PROBLEM TO SOLVE
Write out each record again exactly as it stands.
# # #
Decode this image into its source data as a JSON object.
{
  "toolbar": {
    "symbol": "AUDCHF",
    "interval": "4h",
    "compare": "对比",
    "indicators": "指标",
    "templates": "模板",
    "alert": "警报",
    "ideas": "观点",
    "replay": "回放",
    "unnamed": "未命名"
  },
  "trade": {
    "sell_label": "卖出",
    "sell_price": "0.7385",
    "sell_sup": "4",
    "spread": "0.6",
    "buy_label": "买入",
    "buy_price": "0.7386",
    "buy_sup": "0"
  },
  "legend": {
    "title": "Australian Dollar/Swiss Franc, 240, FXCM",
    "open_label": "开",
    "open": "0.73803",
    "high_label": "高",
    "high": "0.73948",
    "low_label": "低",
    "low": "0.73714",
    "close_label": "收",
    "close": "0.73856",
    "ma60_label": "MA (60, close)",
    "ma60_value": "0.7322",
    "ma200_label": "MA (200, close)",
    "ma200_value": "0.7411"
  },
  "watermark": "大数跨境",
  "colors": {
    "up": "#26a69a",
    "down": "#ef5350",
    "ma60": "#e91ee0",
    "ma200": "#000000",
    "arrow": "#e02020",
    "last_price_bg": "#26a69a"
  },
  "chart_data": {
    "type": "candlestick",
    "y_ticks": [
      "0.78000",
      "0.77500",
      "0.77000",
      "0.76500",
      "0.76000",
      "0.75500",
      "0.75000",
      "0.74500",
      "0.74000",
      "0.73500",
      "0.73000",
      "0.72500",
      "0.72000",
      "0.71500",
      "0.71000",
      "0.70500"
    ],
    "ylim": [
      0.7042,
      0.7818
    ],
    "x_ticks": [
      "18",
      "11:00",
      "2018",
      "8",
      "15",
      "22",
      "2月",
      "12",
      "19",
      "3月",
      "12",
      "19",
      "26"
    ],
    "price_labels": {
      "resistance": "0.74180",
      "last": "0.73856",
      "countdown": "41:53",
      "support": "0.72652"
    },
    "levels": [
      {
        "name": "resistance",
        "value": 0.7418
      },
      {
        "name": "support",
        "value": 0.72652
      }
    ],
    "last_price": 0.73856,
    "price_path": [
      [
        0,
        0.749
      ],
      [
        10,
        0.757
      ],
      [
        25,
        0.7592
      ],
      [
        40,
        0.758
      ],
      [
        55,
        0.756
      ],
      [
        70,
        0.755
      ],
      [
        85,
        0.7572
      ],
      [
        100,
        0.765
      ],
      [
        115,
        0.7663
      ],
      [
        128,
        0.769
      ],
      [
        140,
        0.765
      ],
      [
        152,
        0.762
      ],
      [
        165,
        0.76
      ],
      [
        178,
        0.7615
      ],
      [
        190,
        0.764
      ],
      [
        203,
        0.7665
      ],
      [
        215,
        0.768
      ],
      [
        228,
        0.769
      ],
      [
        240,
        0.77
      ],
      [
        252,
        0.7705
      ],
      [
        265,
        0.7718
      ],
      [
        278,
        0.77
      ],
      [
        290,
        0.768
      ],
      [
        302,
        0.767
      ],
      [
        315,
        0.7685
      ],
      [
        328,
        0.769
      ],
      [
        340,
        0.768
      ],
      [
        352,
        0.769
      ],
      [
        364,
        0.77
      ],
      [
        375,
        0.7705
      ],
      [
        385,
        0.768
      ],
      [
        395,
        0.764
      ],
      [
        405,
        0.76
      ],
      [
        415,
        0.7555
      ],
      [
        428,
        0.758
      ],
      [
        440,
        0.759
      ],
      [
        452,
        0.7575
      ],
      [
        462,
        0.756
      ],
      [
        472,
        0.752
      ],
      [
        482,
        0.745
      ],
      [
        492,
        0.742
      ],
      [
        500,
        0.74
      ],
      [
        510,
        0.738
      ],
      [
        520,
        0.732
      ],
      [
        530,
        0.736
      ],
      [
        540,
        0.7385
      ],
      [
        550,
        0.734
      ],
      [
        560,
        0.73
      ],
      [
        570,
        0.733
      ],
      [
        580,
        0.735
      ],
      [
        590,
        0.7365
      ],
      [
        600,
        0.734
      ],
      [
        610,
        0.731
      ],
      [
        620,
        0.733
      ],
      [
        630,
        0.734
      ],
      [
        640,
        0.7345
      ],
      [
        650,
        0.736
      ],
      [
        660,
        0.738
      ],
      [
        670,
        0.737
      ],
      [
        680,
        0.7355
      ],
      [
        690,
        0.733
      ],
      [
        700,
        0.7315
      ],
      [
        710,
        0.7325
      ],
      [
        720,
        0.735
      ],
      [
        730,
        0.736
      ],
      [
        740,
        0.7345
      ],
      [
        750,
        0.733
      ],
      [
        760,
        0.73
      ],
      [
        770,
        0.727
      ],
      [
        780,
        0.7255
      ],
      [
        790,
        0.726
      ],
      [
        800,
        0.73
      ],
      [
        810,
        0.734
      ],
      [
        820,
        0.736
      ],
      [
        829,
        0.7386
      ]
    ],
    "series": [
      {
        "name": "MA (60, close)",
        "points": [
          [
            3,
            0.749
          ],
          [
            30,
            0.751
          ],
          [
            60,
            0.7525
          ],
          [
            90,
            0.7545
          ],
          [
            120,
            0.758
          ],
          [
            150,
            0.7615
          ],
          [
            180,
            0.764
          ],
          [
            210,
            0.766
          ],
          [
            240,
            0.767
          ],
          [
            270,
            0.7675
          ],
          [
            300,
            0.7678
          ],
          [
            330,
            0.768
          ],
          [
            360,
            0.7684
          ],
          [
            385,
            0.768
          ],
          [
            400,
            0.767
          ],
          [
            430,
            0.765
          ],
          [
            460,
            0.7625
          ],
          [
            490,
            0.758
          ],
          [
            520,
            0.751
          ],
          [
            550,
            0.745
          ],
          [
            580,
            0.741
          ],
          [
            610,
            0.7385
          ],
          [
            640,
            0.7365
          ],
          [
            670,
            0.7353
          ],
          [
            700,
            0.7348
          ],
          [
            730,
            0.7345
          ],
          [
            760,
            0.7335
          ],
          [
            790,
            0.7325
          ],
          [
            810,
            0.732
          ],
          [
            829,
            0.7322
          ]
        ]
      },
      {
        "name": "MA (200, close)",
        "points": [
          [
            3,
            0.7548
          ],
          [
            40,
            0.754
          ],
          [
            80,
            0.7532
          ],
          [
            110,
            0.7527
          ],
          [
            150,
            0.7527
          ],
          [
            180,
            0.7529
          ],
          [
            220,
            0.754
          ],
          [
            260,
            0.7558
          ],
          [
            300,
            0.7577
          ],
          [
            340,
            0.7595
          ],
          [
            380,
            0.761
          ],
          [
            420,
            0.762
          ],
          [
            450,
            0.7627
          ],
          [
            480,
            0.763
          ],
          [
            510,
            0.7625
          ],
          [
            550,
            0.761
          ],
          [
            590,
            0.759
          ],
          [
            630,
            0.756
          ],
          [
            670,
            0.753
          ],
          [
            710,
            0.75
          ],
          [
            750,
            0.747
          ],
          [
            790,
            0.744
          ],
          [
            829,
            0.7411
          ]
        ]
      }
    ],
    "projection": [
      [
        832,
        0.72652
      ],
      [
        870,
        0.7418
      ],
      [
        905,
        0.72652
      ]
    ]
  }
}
# # #
EXPECTED ANSWER
Decode this image into its source data as a JSON object.
{
  "toolbar": {
    "symbol": "AUDCHF",
    "interval": "4h",
    "compare": "对比",
    "indicators": "指标",
    "templates": "模板",
    "alert": "警报",
    "ideas": "观点",
    "replay": "回放",
    "unnamed": "未命名"
  },
  "trade": {
    "sell_label": "卖出",
    "sell_price": "0.7385",
    "sell_sup": "4",
    "spread": "0.6",
    "buy_label": "买入",
    "buy_price": "0.7386",
    "buy_sup": "0"
  },
  "legend": {
    "title": "Australian Dollar/Swiss Franc, 240, FXCM",
    "open_label": "开",
    "open": "0.73803",
    "high_label": "高",
    "high": "0.73948",
    "low_label": "低",
    "low": "0.73714",
    "close_label": "收",
    "close": "0.73856",
    "ma60_label": "MA (60, close)",
    "ma60_value": "0.7322",
    "ma200_label": "MA (200, close)",
    "ma200_value": "0.7411"
  },
  "watermark": "大数跨境",
  "colors": {
    "up": "#26a69a",
    "down": "#ef5350",
    "ma60": "#e91ee0",
    "ma200": "#000000",
    "arrow": "#e02020",
    "last_price_bg": "#26a69a"
  },
  "chart_data": {
    "type": "candlestick",
    "y_ticks": [
      "0.78000",
      "0.77500",
      "0.77000",
      "0.76500",
      "0.76000",
      "0.75500",
      "0.75000",
      "0.74500",
      "0.74000",
      "0.73500",
      "0.73000",
      "0.72500",
      "0.72000",
      "0.71500",
      "0.71000",
      "0.70500"
    ],
    "ylim": [
      0.7042,
      0.7818
    ],
    "x_ticks": [
      "18",
      "11:00",
      "2018",
      "8",
      "15",
      "22",
      "2月",
      "12",
      "19",
      "3月",
      "12",
      "19",
      "26"
    ],
    "price_labels": {
      "resistance": "0.74180",
      "last": "0.73856",
      "countdown": "41:53",
      "support": "0.72652"
    },
    "levels": [
      {
        "name": "resistance",
        "value": 0.7418
      },
      {
        "name": "support",
        "value": 0.72652
      }
    ],
    "last_price": 0.73856,
    "price_path": [
      [
        0,
        0.749
      ],
      [
        10,
        0.757
      ],
      [
        25,
        0.7592
      ],
      [
        40,
        0.758
      ],
      [
        55,
        0.756
      ],
      [
        70,
        0.755
      ],
      [
        85,
        0.7572
      ],
      [
        100,
        0.765
      ],
      [
        115,
        0.7663
      ],
      [
        128,
        0.769
      ],
      [
        140,
        0.765
      ],
      [
        152,
        0.762
      ],
      [
        165,
        0.76
      ],
      [
        178,
        0.7615
      ],
      [
        190,
        0.764
      ],
      [
        203,
        0.7665
      ],
      [
        215,
        0.768
      ],
      [
        228,
        0.769
      ],
      [
        240,
        0.77
      ],
      [
        252,
        0.7705
      ],
      [
        265,
        0.7718
      ],
      [
        278,
        0.77
      ],
      [
        290,
        0.768
      ],
      [
        302,
        0.767
      ],
      [
        315,
        0.7685
      ],
      [
        328,
        0.769
      ],
      [
        340,
        0.768
      ],
      [
        352,
        0.769
      ],
      [
        364,
        0.77
      ],
      [
        375,
        0.7705
      ],
      [
        385,
        0.768
      ],
      [
        395,
        0.764
      ],
      [
        405,
        0.76
      ],
      [
        415,
        0.7555
      ],
      [
        428,
        0.758
      ],
      [
        440,
        0.759
      ],
      [
        452,
        0.7575
      ],
      [
        462,
        0.756
      ],
      [
        472,
        0.752
      ],
      [
        482,
        0.745
      ],
      [
        492,
        0.742
      ],
      [
        500,
        0.74
      ],
      [
        510,
        0.738
      ],
      [
        520,
        0.732
      ],
      [
        530,
        0.736
      ],
      [
        540,
        0.7385
      ],
      [
        550,
        0.734
      ],
      [
        560,
        0.73
      ],
      [
        570,
        0.733
      ],
      [
        580,
        0.735
      ],
      [
        590,
        0.7365
      ],
      [
        600,
        0.734
      ],
      [
        610,
        0.731
      ],
      [
        620,
        0.733
      ],
      [
        630,
        0.734
      ],
      [
        640,
        0.7345
      ],
      [
        650,
        0.736
      ],
      [
        660,
        0.738
      ],
      [
        670,
        0.737
      ],
      [
        680,
        0.7355
      ],
      [
        690,
        0.733
      ],
      [
        700,
        0.7315
      ],
      [
        710,
        0.7325
      ],
      [
        720,
        0.735
      ],
      [
        730,
        0.736
      ],
      [
        740,
        0.7345
      ],
      [
        750,
        0.733
      ],
      [
        760,
        0.73
      ],
      [
        770,
        0.727
      ],
      [
        780,
        0.7255
      ],
      [
        790,
        0.726
      ],
      [
        800,
        0.73
      ],
      [
        810,
        0.734
      ],
      [
        820,
        0.736
      ],
      [
        829,
        0.7386
      ]
    ],
    "series": [
      {
        "name": "MA (60, close)",
        "points": [
          [
            3,
            0.749
          ],
          [
            30,
            0.751
          ],
          [
            60,
            0.7525
          ],
          [
            90,
            0.7545
          ],
          [
            120,
            0.758
          ],
          [
            150,
            0.7615
          ],
          [
            180,
            0.764
          ],
          [
            210,
            0.766
          ],
          [
            240,
            0.767
          ],
          [
            270,
            0.7675
          ],
          [
            300,
            0.7678
          ],
          [
            330,
            0.768
          ],
          [
            360,
            0.7684
          ],
          [
            385,
            0.768
          ],
          [
            400,
            0.767
          ],
          [
            430,
            0.765
          ],
          [
            460,
            0.7625
          ],
          [
            490,
            0.758
          ],
          [
            520,
            0.751
          ],
          [
            550,
            0.745
          ],
          [
            580,
            0.741
          ],
          [
            610,
            0.7385
          ],
          [
            640,
            0.7365
          ],
          [
            670,
            0.7353
          ],
          [
            700,
            0.7348
          ],
          [
            730,
            0.7345
          ],
          [
            760,
            0.7335
          ],
          [
            790,
            0.7325
          ],
          [
            810,
            0.732
          ],
          [
            829,
            0.7322
          ]
        ]
      },
      {
        "name": "MA (200, close)",
        "points": [
          [
            3,
            0.7548
          ],
          [
            40,
            0.754
          ],
          [
            80,
            0.7532
          ],
          [
            110,
            0.7527
          ],
          [
            150,
            0.7527
          ],
          [
            180,
            0.7529
          ],
          [
            220,
            0.754
          ],
          [
            260,
            0.7558
          ],
          [
            300,
            0.7577
          ],
          [
            340,
            0.7595
          ],
          [
            380,
            0.761
          ],
          [
            420,
            0.762
          ],
          [
            450,
            0.7627
          ],
          [
            480,
            0.763
          ],
          [
            510,
            0.7625
          ],
          [
            550,
            0.761
          ],
          [
            590,
            0.759
          ],
          [
            630,
            0.756
          ],
          [
            670,
            0.753
          ],
          [
            710,
            0.75
          ],
          [
            750,
            0.747
          ],
          [
            790,
            0.744
          ],
          [
            829,
            0.7411
          ]
        ]
      }
    ],
    "projection": [
      [
        832,
        0.72652
      ],
      [
        870,
        0.7418
      ],
      [
        905,
        0.72652
      ]
    ]
  }
}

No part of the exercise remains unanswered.